[Box annotation data]
** begin **
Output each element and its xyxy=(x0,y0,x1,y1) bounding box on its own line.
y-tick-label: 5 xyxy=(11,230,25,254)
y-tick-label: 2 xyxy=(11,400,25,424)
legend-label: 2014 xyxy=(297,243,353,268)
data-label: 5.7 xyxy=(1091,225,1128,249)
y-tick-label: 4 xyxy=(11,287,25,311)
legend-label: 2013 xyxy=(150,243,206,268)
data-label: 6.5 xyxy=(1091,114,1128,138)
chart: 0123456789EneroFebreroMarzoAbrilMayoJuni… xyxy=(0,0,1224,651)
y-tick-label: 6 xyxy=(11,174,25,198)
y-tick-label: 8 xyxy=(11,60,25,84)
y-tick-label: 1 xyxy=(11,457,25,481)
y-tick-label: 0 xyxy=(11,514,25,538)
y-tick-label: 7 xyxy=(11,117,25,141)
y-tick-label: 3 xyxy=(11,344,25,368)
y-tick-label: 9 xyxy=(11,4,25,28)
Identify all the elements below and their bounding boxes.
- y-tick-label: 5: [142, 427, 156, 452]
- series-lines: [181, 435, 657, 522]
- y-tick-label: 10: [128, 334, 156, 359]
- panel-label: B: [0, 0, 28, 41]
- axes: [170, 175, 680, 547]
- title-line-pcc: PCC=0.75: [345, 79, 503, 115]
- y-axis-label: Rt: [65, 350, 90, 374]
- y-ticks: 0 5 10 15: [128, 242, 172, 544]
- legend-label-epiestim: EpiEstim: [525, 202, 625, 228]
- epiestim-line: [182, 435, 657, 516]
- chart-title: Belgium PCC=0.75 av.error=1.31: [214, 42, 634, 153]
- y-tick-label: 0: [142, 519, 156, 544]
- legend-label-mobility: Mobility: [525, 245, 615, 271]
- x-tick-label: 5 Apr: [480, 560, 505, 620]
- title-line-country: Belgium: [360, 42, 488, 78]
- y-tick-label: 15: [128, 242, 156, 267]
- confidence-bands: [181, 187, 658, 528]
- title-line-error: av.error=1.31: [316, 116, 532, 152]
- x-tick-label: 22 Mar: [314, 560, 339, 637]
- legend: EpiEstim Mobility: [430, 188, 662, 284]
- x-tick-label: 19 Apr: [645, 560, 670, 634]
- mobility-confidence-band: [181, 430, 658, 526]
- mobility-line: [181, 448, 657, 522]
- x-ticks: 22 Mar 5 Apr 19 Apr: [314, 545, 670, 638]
** end **
What you need to do:
Print every line above with no changes.

Solved problem:
Output each element and its xyxy=(x0,y0,x1,y1) bounding box on its own line.
y-tick-label: 5 xyxy=(11,230,25,254)
y-tick-label: 2 xyxy=(11,400,25,424)
legend-label: 2014 xyxy=(297,243,353,268)
data-label: 5.7 xyxy=(1091,225,1128,249)
y-tick-label: 4 xyxy=(11,287,25,311)
legend-label: 2013 xyxy=(150,243,206,268)
data-label: 6.5 xyxy=(1091,114,1128,138)
chart: 0123456789EneroFebreroMarzoAbrilMayoJuni… xyxy=(0,0,1224,651)
y-tick-label: 6 xyxy=(11,174,25,198)
y-tick-label: 8 xyxy=(11,60,25,84)
y-tick-label: 1 xyxy=(11,457,25,481)
y-tick-label: 0 xyxy=(11,514,25,538)
y-tick-label: 7 xyxy=(11,117,25,141)
y-tick-label: 3 xyxy=(11,344,25,368)
y-tick-label: 9 xyxy=(11,4,25,28)
Identify all the elements below and their bounding boxes.
- y-tick-label: 5: [142, 427, 156, 452]
- series-lines: [181, 435, 657, 522]
- y-tick-label: 10: [128, 334, 156, 359]
- panel-label: B: [0, 0, 28, 41]
- axes: [170, 175, 680, 547]
- title-line-pcc: PCC=0.75: [345, 79, 503, 115]
- y-axis-label: Rt: [65, 350, 90, 374]
- y-ticks: 0 5 10 15: [128, 242, 172, 544]
- legend-label-epiestim: EpiEstim: [525, 202, 625, 228]
- epiestim-line: [182, 435, 657, 516]
- chart-title: Belgium PCC=0.75 av.error=1.31: [214, 42, 634, 153]
- y-tick-label: 0: [142, 519, 156, 544]
- legend-label-mobility: Mobility: [525, 245, 615, 271]
- x-tick-label: 5 Apr: [480, 560, 505, 620]
- title-line-country: Belgium: [360, 42, 488, 78]
- y-tick-label: 15: [128, 242, 156, 267]
- confidence-bands: [181, 187, 658, 528]
- title-line-error: av.error=1.31: [316, 116, 532, 152]
- x-tick-label: 22 Mar: [314, 560, 339, 637]
- legend: EpiEstim Mobility: [430, 188, 662, 284]
- x-tick-label: 19 Apr: [645, 560, 670, 634]
- mobility-confidence-band: [181, 430, 658, 526]
- mobility-line: [181, 448, 657, 522]
- x-ticks: 22 Mar 5 Apr 19 Apr: [314, 545, 670, 638]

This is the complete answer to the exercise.